----- Data provided -----

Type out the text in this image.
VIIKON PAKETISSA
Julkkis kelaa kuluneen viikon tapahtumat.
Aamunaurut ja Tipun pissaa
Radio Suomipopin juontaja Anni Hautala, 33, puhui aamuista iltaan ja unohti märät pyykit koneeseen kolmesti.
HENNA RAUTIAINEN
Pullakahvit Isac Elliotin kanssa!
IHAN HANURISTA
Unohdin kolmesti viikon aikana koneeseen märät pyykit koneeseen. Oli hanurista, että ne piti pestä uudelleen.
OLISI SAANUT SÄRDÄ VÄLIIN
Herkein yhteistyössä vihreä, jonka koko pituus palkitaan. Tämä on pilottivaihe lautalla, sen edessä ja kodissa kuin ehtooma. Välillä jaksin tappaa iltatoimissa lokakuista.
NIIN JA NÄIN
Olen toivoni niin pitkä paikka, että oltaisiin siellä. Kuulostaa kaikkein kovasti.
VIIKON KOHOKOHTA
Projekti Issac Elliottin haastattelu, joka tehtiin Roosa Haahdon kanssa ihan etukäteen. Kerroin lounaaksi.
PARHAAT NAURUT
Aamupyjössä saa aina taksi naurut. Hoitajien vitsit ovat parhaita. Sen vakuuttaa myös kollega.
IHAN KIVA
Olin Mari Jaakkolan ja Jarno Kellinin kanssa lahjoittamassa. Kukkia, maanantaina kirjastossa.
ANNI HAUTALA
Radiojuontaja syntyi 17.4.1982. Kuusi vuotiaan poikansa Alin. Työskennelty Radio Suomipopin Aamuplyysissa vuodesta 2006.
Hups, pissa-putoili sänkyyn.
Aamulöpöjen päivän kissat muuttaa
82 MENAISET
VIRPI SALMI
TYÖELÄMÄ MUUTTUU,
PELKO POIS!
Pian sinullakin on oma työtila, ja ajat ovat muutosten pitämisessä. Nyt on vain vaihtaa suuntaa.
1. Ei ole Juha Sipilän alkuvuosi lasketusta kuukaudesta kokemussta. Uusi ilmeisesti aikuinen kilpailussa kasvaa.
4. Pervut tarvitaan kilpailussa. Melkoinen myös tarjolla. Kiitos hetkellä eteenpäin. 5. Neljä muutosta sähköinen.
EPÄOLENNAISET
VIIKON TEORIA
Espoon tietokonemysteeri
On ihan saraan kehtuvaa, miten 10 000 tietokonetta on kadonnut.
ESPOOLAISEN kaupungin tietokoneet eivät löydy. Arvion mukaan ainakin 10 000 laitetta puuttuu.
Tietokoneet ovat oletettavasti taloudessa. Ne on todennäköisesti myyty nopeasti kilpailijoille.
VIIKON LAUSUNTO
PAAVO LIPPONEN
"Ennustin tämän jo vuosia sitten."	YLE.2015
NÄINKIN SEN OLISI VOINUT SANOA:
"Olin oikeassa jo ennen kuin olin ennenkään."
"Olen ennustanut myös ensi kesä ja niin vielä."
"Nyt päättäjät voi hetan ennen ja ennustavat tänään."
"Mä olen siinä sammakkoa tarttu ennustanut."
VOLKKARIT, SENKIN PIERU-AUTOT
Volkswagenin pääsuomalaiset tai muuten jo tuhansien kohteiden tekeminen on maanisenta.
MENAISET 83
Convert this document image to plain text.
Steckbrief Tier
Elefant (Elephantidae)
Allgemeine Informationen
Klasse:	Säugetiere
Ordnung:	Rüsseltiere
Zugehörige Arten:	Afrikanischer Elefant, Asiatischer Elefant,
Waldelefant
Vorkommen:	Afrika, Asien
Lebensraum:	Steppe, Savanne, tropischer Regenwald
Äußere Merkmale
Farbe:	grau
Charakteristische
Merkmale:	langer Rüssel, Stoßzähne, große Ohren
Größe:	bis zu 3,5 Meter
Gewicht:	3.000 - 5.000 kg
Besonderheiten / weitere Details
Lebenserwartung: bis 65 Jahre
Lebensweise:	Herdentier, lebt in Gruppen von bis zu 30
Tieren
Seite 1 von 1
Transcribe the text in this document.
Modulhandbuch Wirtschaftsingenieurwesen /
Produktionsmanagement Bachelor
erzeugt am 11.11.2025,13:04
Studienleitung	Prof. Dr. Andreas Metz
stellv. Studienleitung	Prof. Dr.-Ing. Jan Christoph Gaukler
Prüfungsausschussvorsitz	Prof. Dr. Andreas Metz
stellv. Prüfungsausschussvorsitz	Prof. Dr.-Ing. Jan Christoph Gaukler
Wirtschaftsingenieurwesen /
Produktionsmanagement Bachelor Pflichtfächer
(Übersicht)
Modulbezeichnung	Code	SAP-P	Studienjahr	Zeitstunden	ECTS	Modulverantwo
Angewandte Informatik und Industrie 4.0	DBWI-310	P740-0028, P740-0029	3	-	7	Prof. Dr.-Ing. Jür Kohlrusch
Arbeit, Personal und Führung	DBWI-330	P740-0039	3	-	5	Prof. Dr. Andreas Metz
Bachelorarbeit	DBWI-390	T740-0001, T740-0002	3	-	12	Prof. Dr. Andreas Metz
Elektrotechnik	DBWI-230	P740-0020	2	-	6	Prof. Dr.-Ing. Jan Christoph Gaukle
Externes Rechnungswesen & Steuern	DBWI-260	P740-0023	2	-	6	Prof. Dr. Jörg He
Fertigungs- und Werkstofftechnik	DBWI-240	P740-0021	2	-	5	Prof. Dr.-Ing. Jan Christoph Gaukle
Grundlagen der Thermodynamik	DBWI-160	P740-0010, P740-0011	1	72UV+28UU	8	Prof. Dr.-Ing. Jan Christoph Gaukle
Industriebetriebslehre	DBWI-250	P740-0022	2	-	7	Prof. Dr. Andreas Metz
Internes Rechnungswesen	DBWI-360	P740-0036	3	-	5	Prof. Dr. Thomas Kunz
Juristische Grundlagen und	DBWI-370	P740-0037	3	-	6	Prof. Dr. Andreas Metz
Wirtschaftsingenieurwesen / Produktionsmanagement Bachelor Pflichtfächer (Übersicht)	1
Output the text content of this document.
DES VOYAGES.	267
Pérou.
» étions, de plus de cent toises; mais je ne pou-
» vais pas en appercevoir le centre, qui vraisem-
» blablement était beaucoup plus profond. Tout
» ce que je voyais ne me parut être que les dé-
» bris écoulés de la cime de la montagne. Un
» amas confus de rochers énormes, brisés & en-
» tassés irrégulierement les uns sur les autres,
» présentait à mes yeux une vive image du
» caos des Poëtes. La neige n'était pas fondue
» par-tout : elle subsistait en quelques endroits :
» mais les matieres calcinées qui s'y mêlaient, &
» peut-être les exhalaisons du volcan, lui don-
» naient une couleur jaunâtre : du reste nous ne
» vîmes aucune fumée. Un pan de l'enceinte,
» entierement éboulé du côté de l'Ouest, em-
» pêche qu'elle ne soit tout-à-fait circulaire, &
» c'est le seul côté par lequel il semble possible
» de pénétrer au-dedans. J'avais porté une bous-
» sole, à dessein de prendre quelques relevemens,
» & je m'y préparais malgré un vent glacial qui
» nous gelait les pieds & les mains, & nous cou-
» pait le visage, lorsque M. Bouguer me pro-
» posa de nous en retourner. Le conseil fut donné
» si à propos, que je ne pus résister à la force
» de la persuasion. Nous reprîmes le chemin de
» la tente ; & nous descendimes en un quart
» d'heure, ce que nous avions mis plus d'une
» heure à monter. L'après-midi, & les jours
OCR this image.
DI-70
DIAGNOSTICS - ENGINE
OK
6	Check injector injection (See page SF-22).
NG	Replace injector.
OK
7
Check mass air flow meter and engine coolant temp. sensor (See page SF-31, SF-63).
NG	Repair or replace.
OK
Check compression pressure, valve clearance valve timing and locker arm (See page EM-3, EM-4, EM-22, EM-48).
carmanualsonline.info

-----

■ Instructions for the task ■
Retype every record above exactly as it appears.

■ Answer to this exercise ■
Type out the text in this image.
VIIKON PAKETISSA
Julkkis kelaa kuluneen viikon tapahtumat.
Aamunaurut ja Tipun pissaa
Radio Suomipopin juontaja Anni Hautala, 33, puhui aamuista iltaan ja unohti märät pyykit koneeseen kolmesti.
HENNA RAUTIAINEN
Pullakahvit Isac Elliotin kanssa!
IHAN HANURISTA
Unohdin kolmesti viikon aikana koneeseen märät pyykit koneeseen. Oli hanurista, että ne piti pestä uudelleen.
OLISI SAANUT SÄRDÄ VÄLIIN
Herkein yhteistyössä vihreä, jonka koko pituus palkitaan. Tämä on pilottivaihe lautalla, sen edessä ja kodissa kuin ehtooma. Välillä jaksin tappaa iltatoimissa lokakuista.
NIIN JA NÄIN
Olen toivoni niin pitkä paikka, että oltaisiin siellä. Kuulostaa kaikkein kovasti.
VIIKON KOHOKOHTA
Projekti Issac Elliottin haastattelu, joka tehtiin Roosa Haahdon kanssa ihan etukäteen. Kerroin lounaaksi.
PARHAAT NAURUT
Aamupyjössä saa aina taksi naurut. Hoitajien vitsit ovat parhaita. Sen vakuuttaa myös kollega.
IHAN KIVA
Olin Mari Jaakkolan ja Jarno Kellinin kanssa lahjoittamassa. Kukkia, maanantaina kirjastossa.
ANNI HAUTALA
Radiojuontaja syntyi 17.4.1982. Kuusi vuotiaan poikansa Alin. Työskennelty Radio Suomipopin Aamuplyysissa vuodesta 2006.
Hups, pissa-putoili sänkyyn.
Aamulöpöjen päivän kissat muuttaa
82 MENAISET
VIRPI SALMI
TYÖELÄMÄ MUUTTUU,
PELKO POIS!
Pian sinullakin on oma työtila, ja ajat ovat muutosten pitämisessä. Nyt on vain vaihtaa suuntaa.
1. Ei ole Juha Sipilän alkuvuosi lasketusta kuukaudesta kokemussta. Uusi ilmeisesti aikuinen kilpailussa kasvaa.
4. Pervut tarvitaan kilpailussa. Melkoinen myös tarjolla. Kiitos hetkellä eteenpäin. 5. Neljä muutosta sähköinen.
EPÄOLENNAISET
VIIKON TEORIA
Espoon tietokonemysteeri
On ihan saraan kehtuvaa, miten 10 000 tietokonetta on kadonnut.
ESPOOLAISEN kaupungin tietokoneet eivät löydy. Arvion mukaan ainakin 10 000 laitetta puuttuu.
Tietokoneet ovat oletettavasti taloudessa. Ne on todennäköisesti myyty nopeasti kilpailijoille.
VIIKON LAUSUNTO
PAAVO LIPPONEN
"Ennustin tämän jo vuosia sitten."	YLE.2015
NÄINKIN SEN OLISI VOINUT SANOA:
"Olin oikeassa jo ennen kuin olin ennenkään."
"Olen ennustanut myös ensi kesä ja niin vielä."
"Nyt päättäjät voi hetan ennen ja ennustavat tänään."
"Mä olen siinä sammakkoa tarttu ennustanut."
VOLKKARIT, SENKIN PIERU-AUTOT
Volkswagenin pääsuomalaiset tai muuten jo tuhansien kohteiden tekeminen on maanisenta.
MENAISET 83
Convert this document image to plain text.
Steckbrief Tier
Elefant (Elephantidae)
Allgemeine Informationen
Klasse:	Säugetiere
Ordnung:	Rüsseltiere
Zugehörige Arten:	Afrikanischer Elefant, Asiatischer Elefant,
Waldelefant
Vorkommen:	Afrika, Asien
Lebensraum:	Steppe, Savanne, tropischer Regenwald
Äußere Merkmale
Farbe:	grau
Charakteristische
Merkmale:	langer Rüssel, Stoßzähne, große Ohren
Größe:	bis zu 3,5 Meter
Gewicht:	3.000 - 5.000 kg
Besonderheiten / weitere Details
Lebenserwartung: bis 65 Jahre
Lebensweise:	Herdentier, lebt in Gruppen von bis zu 30
Tieren
Seite 1 von 1
Transcribe the text in this document.
Modulhandbuch Wirtschaftsingenieurwesen /
Produktionsmanagement Bachelor
erzeugt am 11.11.2025,13:04
Studienleitung	Prof. Dr. Andreas Metz
stellv. Studienleitung	Prof. Dr.-Ing. Jan Christoph Gaukler
Prüfungsausschussvorsitz	Prof. Dr. Andreas Metz
stellv. Prüfungsausschussvorsitz	Prof. Dr.-Ing. Jan Christoph Gaukler
Wirtschaftsingenieurwesen /
Produktionsmanagement Bachelor Pflichtfächer
(Übersicht)
Modulbezeichnung	Code	SAP-P	Studienjahr	Zeitstunden	ECTS	Modulverantwo
Angewandte Informatik und Industrie 4.0	DBWI-310	P740-0028, P740-0029	3	-	7	Prof. Dr.-Ing. Jür Kohlrusch
Arbeit, Personal und Führung	DBWI-330	P740-0039	3	-	5	Prof. Dr. Andreas Metz
Bachelorarbeit	DBWI-390	T740-0001, T740-0002	3	-	12	Prof. Dr. Andreas Metz
Elektrotechnik	DBWI-230	P740-0020	2	-	6	Prof. Dr.-Ing. Jan Christoph Gaukle
Externes Rechnungswesen & Steuern	DBWI-260	P740-0023	2	-	6	Prof. Dr. Jörg He
Fertigungs- und Werkstofftechnik	DBWI-240	P740-0021	2	-	5	Prof. Dr.-Ing. Jan Christoph Gaukle
Grundlagen der Thermodynamik	DBWI-160	P740-0010, P740-0011	1	72UV+28UU	8	Prof. Dr.-Ing. Jan Christoph Gaukle
Industriebetriebslehre	DBWI-250	P740-0022	2	-	7	Prof. Dr. Andreas Metz
Internes Rechnungswesen	DBWI-360	P740-0036	3	-	5	Prof. Dr. Thomas Kunz
Juristische Grundlagen und	DBWI-370	P740-0037	3	-	6	Prof. Dr. Andreas Metz
Wirtschaftsingenieurwesen / Produktionsmanagement Bachelor Pflichtfächer (Übersicht)	1
Output the text content of this document.
DES VOYAGES.	267
Pérou.
» étions, de plus de cent toises; mais je ne pou-
» vais pas en appercevoir le centre, qui vraisem-
» blablement était beaucoup plus profond. Tout
» ce que je voyais ne me parut être que les dé-
» bris écoulés de la cime de la montagne. Un
» amas confus de rochers énormes, brisés & en-
» tassés irrégulierement les uns sur les autres,
» présentait à mes yeux une vive image du
» caos des Poëtes. La neige n'était pas fondue
» par-tout : elle subsistait en quelques endroits :
» mais les matieres calcinées qui s'y mêlaient, &
» peut-être les exhalaisons du volcan, lui don-
» naient une couleur jaunâtre : du reste nous ne
» vîmes aucune fumée. Un pan de l'enceinte,
» entierement éboulé du côté de l'Ouest, em-
» pêche qu'elle ne soit tout-à-fait circulaire, &
» c'est le seul côté par lequel il semble possible
» de pénétrer au-dedans. J'avais porté une bous-
» sole, à dessein de prendre quelques relevemens,
» & je m'y préparais malgré un vent glacial qui
» nous gelait les pieds & les mains, & nous cou-
» pait le visage, lorsque M. Bouguer me pro-
» posa de nous en retourner. Le conseil fut donné
» si à propos, que je ne pus résister à la force
» de la persuasion. Nous reprîmes le chemin de
» la tente ; & nous descendimes en un quart
» d'heure, ce que nous avions mis plus d'une
» heure à monter. L'après-midi, & les jours
OCR this image.
DI-70
DIAGNOSTICS - ENGINE
OK
6	Check injector injection (See page SF-22).
NG	Replace injector.
OK
7
Check mass air flow meter and engine coolant temp. sensor (See page SF-31, SF-63).
NG	Repair or replace.
OK
Check compression pressure, valve clearance valve timing and locker arm (See page EM-3, EM-4, EM-22, EM-48).
carmanualsonline.info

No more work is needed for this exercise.